==== Extracted material ====

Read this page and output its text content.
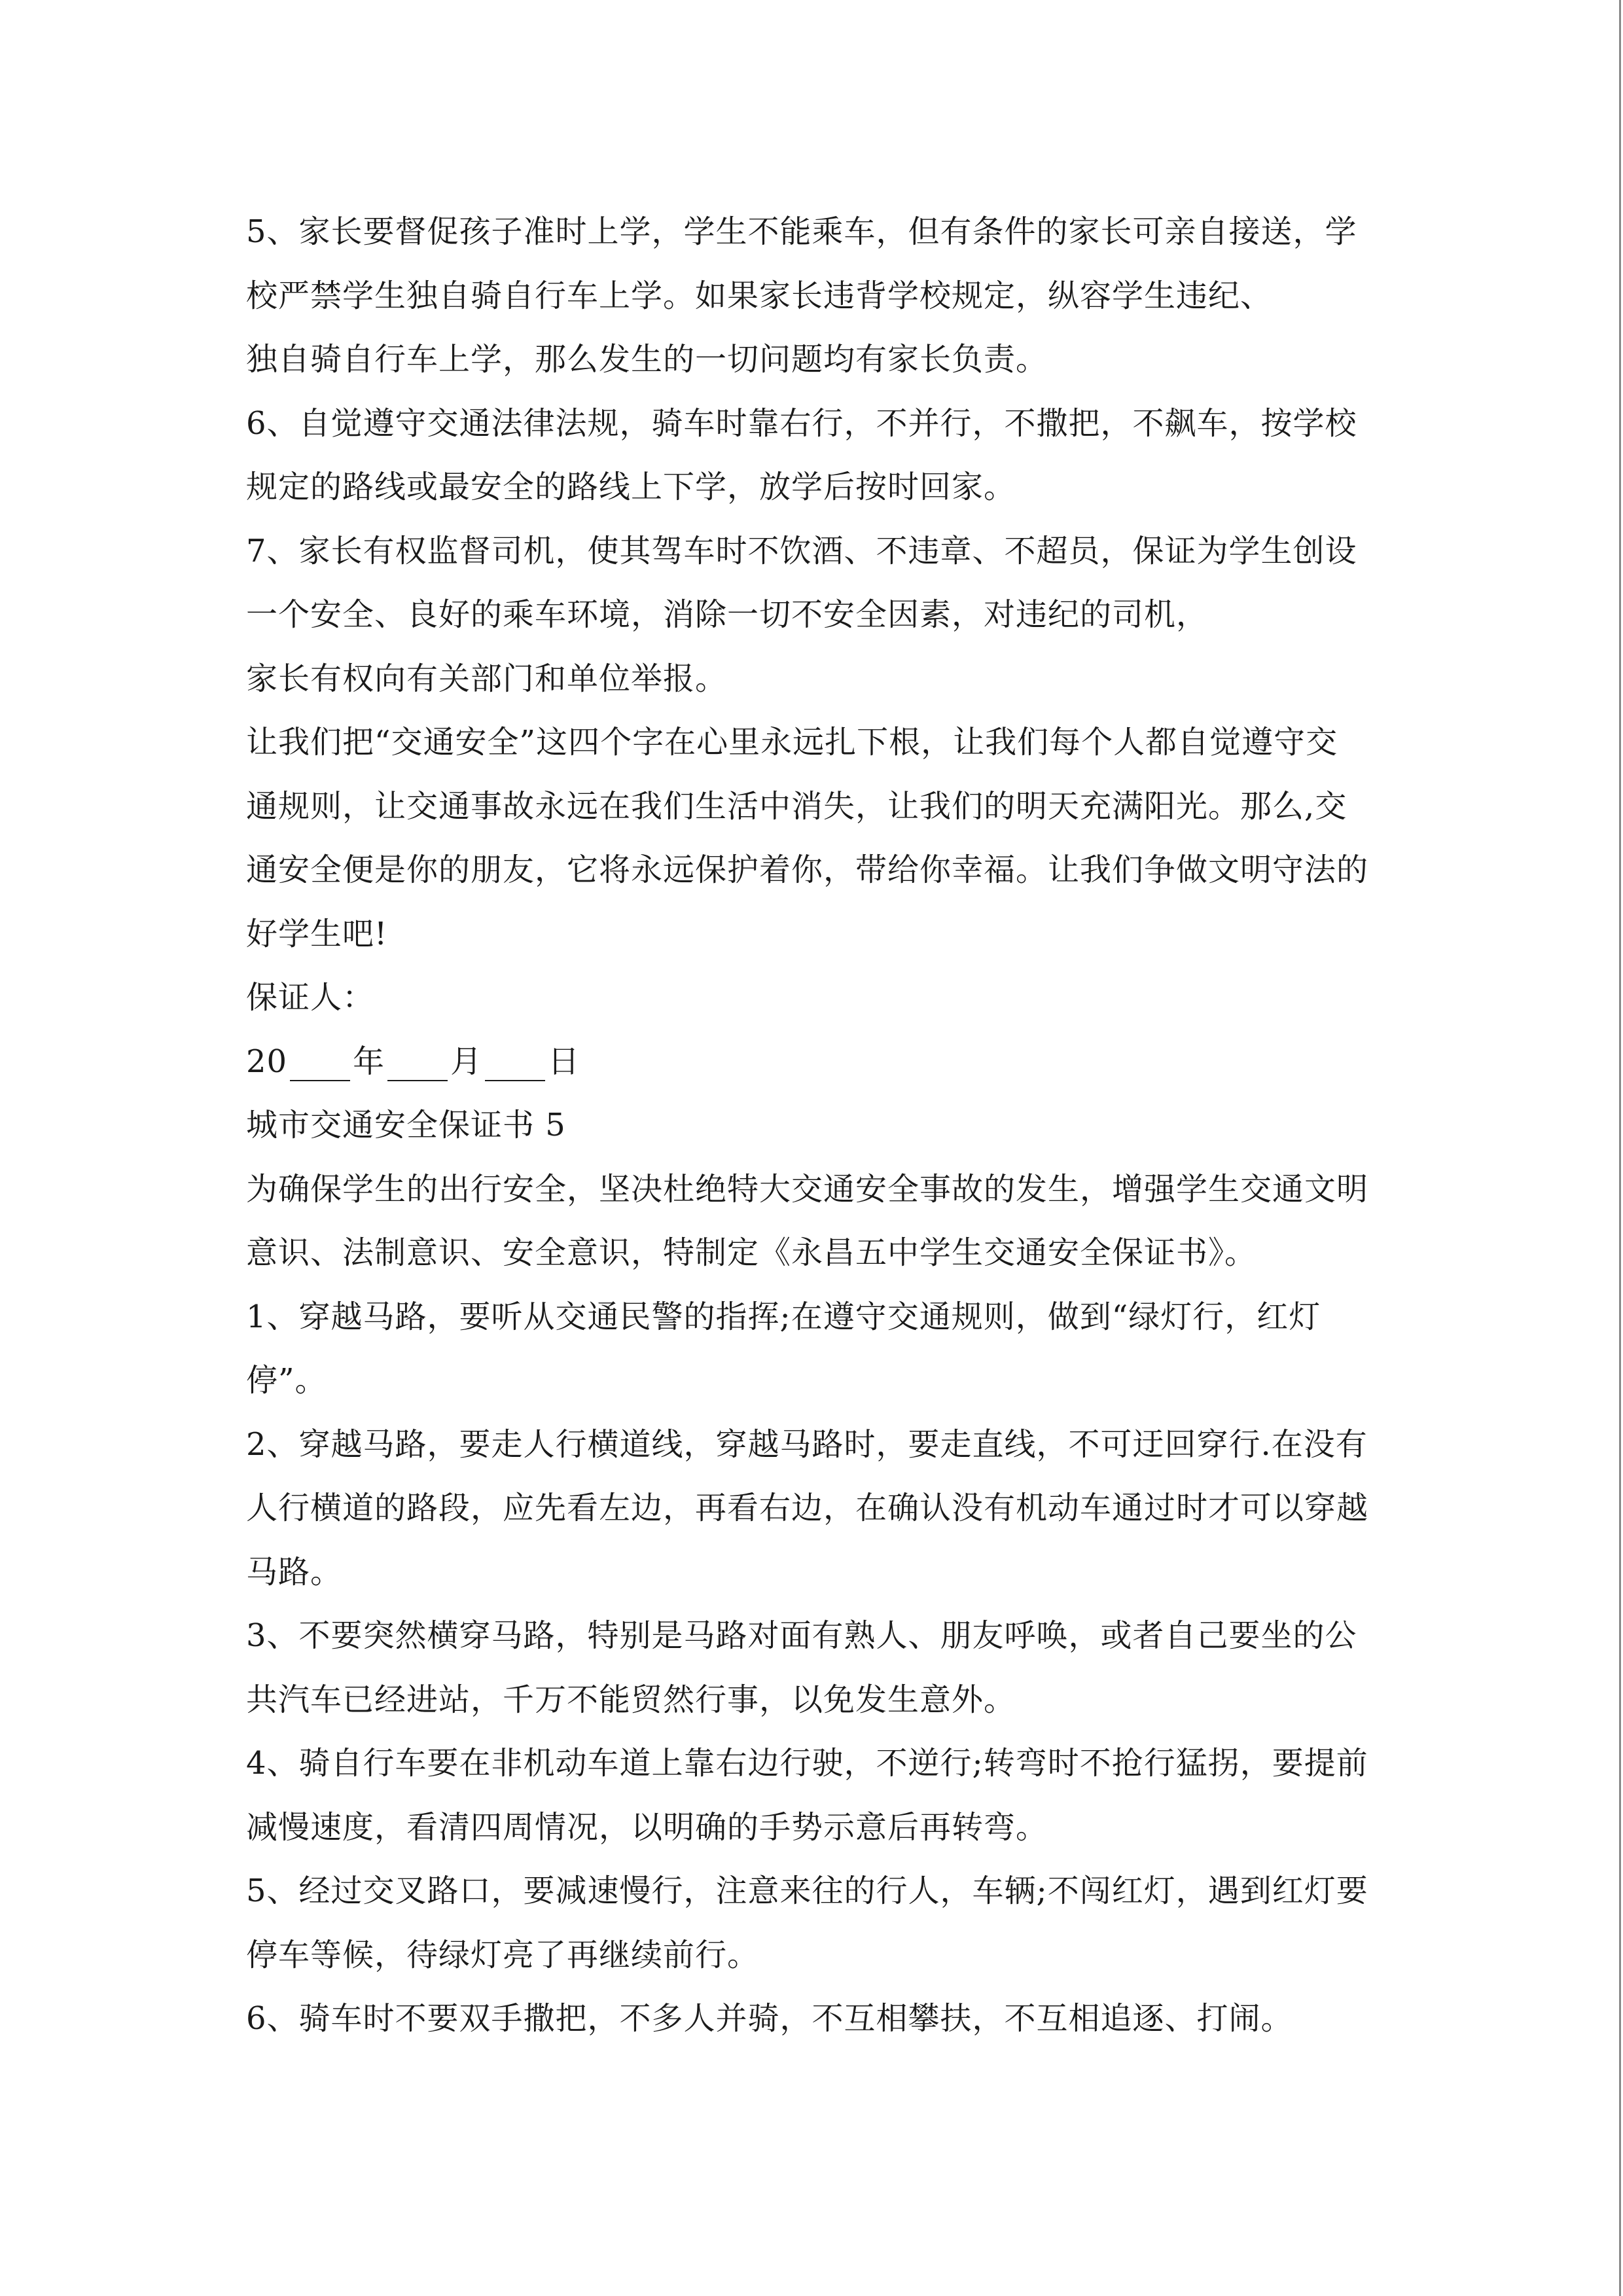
5、家长要督促孩子准时上学，学生不能乘车，但有条件的家长可亲自接送，学
校严禁学生独自骑自行车上学。如果家长违背学校规定，纵容学生违纪、
独自骑自行车上学，那么发生的一切问题均有家长负责。
6、自觉遵守交通法律法规，骑车时靠右行，不并行，不撒把，不飙车，按学校
规定的路线或最安全的路线上下学，放学后按时回家。
7、家长有权监督司机，使其驾车时不饮酒、不违章、不超员，保证为学生创设
一个安全、良好的乘车环境，消除一切不安全因素，对违纪的司机，
家长有权向有关部门和单位举报。
让我们把“交通安全”这四个字在心里永远扎下根，让我们每个人都自觉遵守交
通规则，让交通事故永远在我们生活中消失，让我们的明天充满阳光。那么,交
通安全便是你的朋友，它将永远保护着你，带给你幸福。让我们争做文明守法的
好学生吧!
保证人：
20 年 月 日
城市交通安全保证书 5
为确保学生的出行安全，坚决杜绝特大交通安全事故的发生，增强学生交通文明
意识、法制意识、安全意识，特制定《永昌五中学生交通安全保证书》。
1、穿越马路，要听从交通民警的指挥;在遵守交通规则，做到“绿灯行，红灯
停”。
2、穿越马路，要走人行横道线，穿越马路时，要走直线，不可迂回穿行.在没有
人行横道的路段，应先看左边，再看右边，在确认没有机动车通过时才可以穿越
马路。
3、不要突然横穿马路，特别是马路对面有熟人、朋友呼唤，或者自己要坐的公
共汽车已经进站，千万不能贸然行事，以免发生意外。
4、骑自行车要在非机动车道上靠右边行驶，不逆行;转弯时不抢行猛拐，要提前
减慢速度，看清四周情况，以明确的手势示意后再转弯。
5、经过交叉路口，要减速慢行，注意来往的行人，车辆;不闯红灯，遇到红灯要
停车等候，待绿灯亮了再继续前行。
6、骑车时不要双手撒把，不多人并骑，不互相攀扶，不互相追逐、打闹。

====

Reproduce the listing word for word and omit its pictures.

- **Result for this task**
Read this page and output its text content.
5、家长要督促孩子准时上学，学生不能乘车，但有条件的家长可亲自接送，学
校严禁学生独自骑自行车上学。如果家长违背学校规定，纵容学生违纪、
独自骑自行车上学，那么发生的一切问题均有家长负责。
6、自觉遵守交通法律法规，骑车时靠右行，不并行，不撒把，不飙车，按学校
规定的路线或最安全的路线上下学，放学后按时回家。
7、家长有权监督司机，使其驾车时不饮酒、不违章、不超员，保证为学生创设
一个安全、良好的乘车环境，消除一切不安全因素，对违纪的司机，
家长有权向有关部门和单位举报。
让我们把“交通安全”这四个字在心里永远扎下根，让我们每个人都自觉遵守交
通规则，让交通事故永远在我们生活中消失，让我们的明天充满阳光。那么,交
通安全便是你的朋友，它将永远保护着你，带给你幸福。让我们争做文明守法的
好学生吧!
保证人：
20 年 月 日
城市交通安全保证书 5
为确保学生的出行安全，坚决杜绝特大交通安全事故的发生，增强学生交通文明
意识、法制意识、安全意识，特制定《永昌五中学生交通安全保证书》。
1、穿越马路，要听从交通民警的指挥;在遵守交通规则，做到“绿灯行，红灯
停”。
2、穿越马路，要走人行横道线，穿越马路时，要走直线，不可迂回穿行.在没有
人行横道的路段，应先看左边，再看右边，在确认没有机动车通过时才可以穿越
马路。
3、不要突然横穿马路，特别是马路对面有熟人、朋友呼唤，或者自己要坐的公
共汽车已经进站，千万不能贸然行事，以免发生意外。
4、骑自行车要在非机动车道上靠右边行驶，不逆行;转弯时不抢行猛拐，要提前
减慢速度，看清四周情况，以明确的手势示意后再转弯。
5、经过交叉路口，要减速慢行，注意来往的行人，车辆;不闯红灯，遇到红灯要
停车等候，待绿灯亮了再继续前行。
6、骑车时不要双手撒把，不多人并骑，不互相攀扶，不互相追逐、打闹。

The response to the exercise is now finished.